Each entry must be restated word for word, with nothing omitted.

Given data section start

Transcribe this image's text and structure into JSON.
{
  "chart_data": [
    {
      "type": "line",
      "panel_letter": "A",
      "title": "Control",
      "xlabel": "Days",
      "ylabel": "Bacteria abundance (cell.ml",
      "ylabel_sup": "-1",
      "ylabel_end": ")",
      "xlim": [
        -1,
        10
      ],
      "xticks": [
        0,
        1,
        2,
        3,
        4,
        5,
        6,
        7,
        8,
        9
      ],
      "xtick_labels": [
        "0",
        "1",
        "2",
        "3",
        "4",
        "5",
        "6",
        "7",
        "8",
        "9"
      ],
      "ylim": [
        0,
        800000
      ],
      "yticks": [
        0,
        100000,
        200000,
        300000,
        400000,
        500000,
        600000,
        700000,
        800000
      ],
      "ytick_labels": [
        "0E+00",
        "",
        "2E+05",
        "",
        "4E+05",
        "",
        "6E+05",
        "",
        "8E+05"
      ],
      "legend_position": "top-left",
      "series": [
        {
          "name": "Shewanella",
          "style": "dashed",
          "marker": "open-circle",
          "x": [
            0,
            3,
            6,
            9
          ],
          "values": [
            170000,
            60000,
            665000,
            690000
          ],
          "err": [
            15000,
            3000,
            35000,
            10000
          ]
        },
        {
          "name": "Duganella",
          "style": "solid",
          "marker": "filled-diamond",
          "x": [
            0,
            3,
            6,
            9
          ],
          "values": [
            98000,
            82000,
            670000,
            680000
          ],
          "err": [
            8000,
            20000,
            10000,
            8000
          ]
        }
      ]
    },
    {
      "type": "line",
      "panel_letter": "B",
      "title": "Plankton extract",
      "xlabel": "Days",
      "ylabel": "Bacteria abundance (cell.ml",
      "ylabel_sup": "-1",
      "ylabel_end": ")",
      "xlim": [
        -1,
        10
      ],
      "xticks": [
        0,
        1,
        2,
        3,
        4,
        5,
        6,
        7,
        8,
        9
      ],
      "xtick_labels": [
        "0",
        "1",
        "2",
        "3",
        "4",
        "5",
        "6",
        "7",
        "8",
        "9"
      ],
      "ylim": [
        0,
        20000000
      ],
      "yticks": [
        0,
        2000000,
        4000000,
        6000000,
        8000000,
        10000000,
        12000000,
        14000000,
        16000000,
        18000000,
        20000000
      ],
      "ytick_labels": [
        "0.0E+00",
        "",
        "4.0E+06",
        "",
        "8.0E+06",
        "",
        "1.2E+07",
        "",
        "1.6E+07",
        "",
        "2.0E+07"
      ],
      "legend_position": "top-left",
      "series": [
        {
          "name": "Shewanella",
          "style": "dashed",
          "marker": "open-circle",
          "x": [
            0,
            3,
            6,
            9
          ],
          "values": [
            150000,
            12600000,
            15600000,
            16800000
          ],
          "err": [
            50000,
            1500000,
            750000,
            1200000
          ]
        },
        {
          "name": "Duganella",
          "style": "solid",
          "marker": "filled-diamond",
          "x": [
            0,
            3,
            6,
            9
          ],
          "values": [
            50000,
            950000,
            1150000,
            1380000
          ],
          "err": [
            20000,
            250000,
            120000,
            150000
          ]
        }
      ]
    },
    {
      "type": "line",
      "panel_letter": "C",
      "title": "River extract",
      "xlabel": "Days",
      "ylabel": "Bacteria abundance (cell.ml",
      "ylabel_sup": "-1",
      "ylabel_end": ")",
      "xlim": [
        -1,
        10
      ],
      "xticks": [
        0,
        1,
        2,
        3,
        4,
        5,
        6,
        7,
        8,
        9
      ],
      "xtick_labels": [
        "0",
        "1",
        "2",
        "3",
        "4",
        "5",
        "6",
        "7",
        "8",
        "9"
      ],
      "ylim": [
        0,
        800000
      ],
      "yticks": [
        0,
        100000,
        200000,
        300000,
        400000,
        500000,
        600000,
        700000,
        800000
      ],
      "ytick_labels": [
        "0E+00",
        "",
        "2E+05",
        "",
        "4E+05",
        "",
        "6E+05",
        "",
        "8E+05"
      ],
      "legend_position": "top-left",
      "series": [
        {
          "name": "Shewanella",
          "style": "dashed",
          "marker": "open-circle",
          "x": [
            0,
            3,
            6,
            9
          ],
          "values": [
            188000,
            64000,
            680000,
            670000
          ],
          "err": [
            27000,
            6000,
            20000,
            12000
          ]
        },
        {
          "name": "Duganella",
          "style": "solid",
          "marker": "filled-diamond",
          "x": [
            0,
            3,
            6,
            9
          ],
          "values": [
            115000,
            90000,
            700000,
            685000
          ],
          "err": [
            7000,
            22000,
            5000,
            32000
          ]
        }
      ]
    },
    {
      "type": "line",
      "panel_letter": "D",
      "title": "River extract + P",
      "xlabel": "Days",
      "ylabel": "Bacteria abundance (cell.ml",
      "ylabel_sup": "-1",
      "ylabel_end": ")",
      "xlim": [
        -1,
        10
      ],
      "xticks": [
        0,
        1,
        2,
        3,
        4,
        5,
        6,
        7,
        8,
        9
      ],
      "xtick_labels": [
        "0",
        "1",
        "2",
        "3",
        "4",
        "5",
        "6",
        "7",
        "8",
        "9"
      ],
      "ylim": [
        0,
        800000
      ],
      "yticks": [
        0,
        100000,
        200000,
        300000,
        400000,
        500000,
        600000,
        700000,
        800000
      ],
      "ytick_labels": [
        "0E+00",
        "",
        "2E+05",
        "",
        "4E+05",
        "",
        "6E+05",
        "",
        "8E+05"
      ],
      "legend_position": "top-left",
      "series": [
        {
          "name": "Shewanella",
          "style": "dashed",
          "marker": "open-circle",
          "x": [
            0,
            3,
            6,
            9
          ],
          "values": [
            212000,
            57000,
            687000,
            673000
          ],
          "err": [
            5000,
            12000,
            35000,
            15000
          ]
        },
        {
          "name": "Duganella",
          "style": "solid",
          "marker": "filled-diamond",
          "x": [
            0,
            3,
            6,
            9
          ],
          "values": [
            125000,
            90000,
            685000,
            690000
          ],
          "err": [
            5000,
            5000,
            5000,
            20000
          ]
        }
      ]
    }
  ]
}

Given data section end

* [Answer for this exercise]
Transcribe this image's text and structure into JSON.
{
  "chart_data": [
    {
      "type": "line",
      "panel_letter": "A",
      "title": "Control",
      "xlabel": "Days",
      "ylabel": "Bacteria abundance (cell.ml",
      "ylabel_sup": "-1",
      "ylabel_end": ")",
      "xlim": [
        -1,
        10
      ],
      "xticks": [
        0,
        1,
        2,
        3,
        4,
        5,
        6,
        7,
        8,
        9
      ],
      "xtick_labels": [
        "0",
        "1",
        "2",
        "3",
        "4",
        "5",
        "6",
        "7",
        "8",
        "9"
      ],
      "ylim": [
        0,
        800000
      ],
      "yticks": [
        0,
        100000,
        200000,
        300000,
        400000,
        500000,
        600000,
        700000,
        800000
      ],
      "ytick_labels": [
        "0E+00",
        "",
        "2E+05",
        "",
        "4E+05",
        "",
        "6E+05",
        "",
        "8E+05"
      ],
      "legend_position": "top-left",
      "series": [
        {
          "name": "Shewanella",
          "style": "dashed",
          "marker": "open-circle",
          "x": [
            0,
            3,
            6,
            9
          ],
          "values": [
            170000,
            60000,
            665000,
            690000
          ],
          "err": [
            15000,
            3000,
            35000,
            10000
          ]
        },
        {
          "name": "Duganella",
          "style": "solid",
          "marker": "filled-diamond",
          "x": [
            0,
            3,
            6,
            9
          ],
          "values": [
            98000,
            82000,
            670000,
            680000
          ],
          "err": [
            8000,
            20000,
            10000,
            8000
          ]
        }
      ]
    },
    {
      "type": "line",
      "panel_letter": "B",
      "title": "Plankton extract",
      "xlabel": "Days",
      "ylabel": "Bacteria abundance (cell.ml",
      "ylabel_sup": "-1",
      "ylabel_end": ")",
      "xlim": [
        -1,
        10
      ],
      "xticks": [
        0,
        1,
        2,
        3,
        4,
        5,
        6,
        7,
        8,
        9
      ],
      "xtick_labels": [
        "0",
        "1",
        "2",
        "3",
        "4",
        "5",
        "6",
        "7",
        "8",
        "9"
      ],
      "ylim": [
        0,
        20000000
      ],
      "yticks": [
        0,
        2000000,
        4000000,
        6000000,
        8000000,
        10000000,
        12000000,
        14000000,
        16000000,
        18000000,
        20000000
      ],
      "ytick_labels": [
        "0.0E+00",
        "",
        "4.0E+06",
        "",
        "8.0E+06",
        "",
        "1.2E+07",
        "",
        "1.6E+07",
        "",
        "2.0E+07"
      ],
      "legend_position": "top-left",
      "series": [
        {
          "name": "Shewanella",
          "style": "dashed",
          "marker": "open-circle",
          "x": [
            0,
            3,
            6,
            9
          ],
          "values": [
            150000,
            12600000,
            15600000,
            16800000
          ],
          "err": [
            50000,
            1500000,
            750000,
            1200000
          ]
        },
        {
          "name": "Duganella",
          "style": "solid",
          "marker": "filled-diamond",
          "x": [
            0,
            3,
            6,
            9
          ],
          "values": [
            50000,
            950000,
            1150000,
            1380000
          ],
          "err": [
            20000,
            250000,
            120000,
            150000
          ]
        }
      ]
    },
    {
      "type": "line",
      "panel_letter": "C",
      "title": "River extract",
      "xlabel": "Days",
      "ylabel": "Bacteria abundance (cell.ml",
      "ylabel_sup": "-1",
      "ylabel_end": ")",
      "xlim": [
        -1,
        10
      ],
      "xticks": [
        0,
        1,
        2,
        3,
        4,
        5,
        6,
        7,
        8,
        9
      ],
      "xtick_labels": [
        "0",
        "1",
        "2",
        "3",
        "4",
        "5",
        "6",
        "7",
        "8",
        "9"
      ],
      "ylim": [
        0,
        800000
      ],
      "yticks": [
        0,
        100000,
        200000,
        300000,
        400000,
        500000,
        600000,
        700000,
        800000
      ],
      "ytick_labels": [
        "0E+00",
        "",
        "2E+05",
        "",
        "4E+05",
        "",
        "6E+05",
        "",
        "8E+05"
      ],
      "legend_position": "top-left",
      "series": [
        {
          "name": "Shewanella",
          "style": "dashed",
          "marker": "open-circle",
          "x": [
            0,
            3,
            6,
            9
          ],
          "values": [
            188000,
            64000,
            680000,
            670000
          ],
          "err": [
            27000,
            6000,
            20000,
            12000
          ]
        },
        {
          "name": "Duganella",
          "style": "solid",
          "marker": "filled-diamond",
          "x": [
            0,
            3,
            6,
            9
          ],
          "values": [
            115000,
            90000,
            700000,
            685000
          ],
          "err": [
            7000,
            22000,
            5000,
            32000
          ]
        }
      ]
    },
    {
      "type": "line",
      "panel_letter": "D",
      "title": "River extract + P",
      "xlabel": "Days",
      "ylabel": "Bacteria abundance (cell.ml",
      "ylabel_sup": "-1",
      "ylabel_end": ")",
      "xlim": [
        -1,
        10
      ],
      "xticks": [
        0,
        1,
        2,
        3,
        4,
        5,
        6,
        7,
        8,
        9
      ],
      "xtick_labels": [
        "0",
        "1",
        "2",
        "3",
        "4",
        "5",
        "6",
        "7",
        "8",
        "9"
      ],
      "ylim": [
        0,
        800000
      ],
      "yticks": [
        0,
        100000,
        200000,
        300000,
        400000,
        500000,
        600000,
        700000,
        800000
      ],
      "ytick_labels": [
        "0E+00",
        "",
        "2E+05",
        "",
        "4E+05",
        "",
        "6E+05",
        "",
        "8E+05"
      ],
      "legend_position": "top-left",
      "series": [
        {
          "name": "Shewanella",
          "style": "dashed",
          "marker": "open-circle",
          "x": [
            0,
            3,
            6,
            9
          ],
          "values": [
            212000,
            57000,
            687000,
            673000
          ],
          "err": [
            5000,
            12000,
            35000,
            15000
          ]
        },
        {
          "name": "Duganella",
          "style": "solid",
          "marker": "filled-diamond",
          "x": [
            0,
            3,
            6,
            9
          ],
          "values": [
            125000,
            90000,
            685000,
            690000
          ],
          "err": [
            5000,
            5000,
            5000,
            20000
          ]
        }
      ]
    }
  ]
}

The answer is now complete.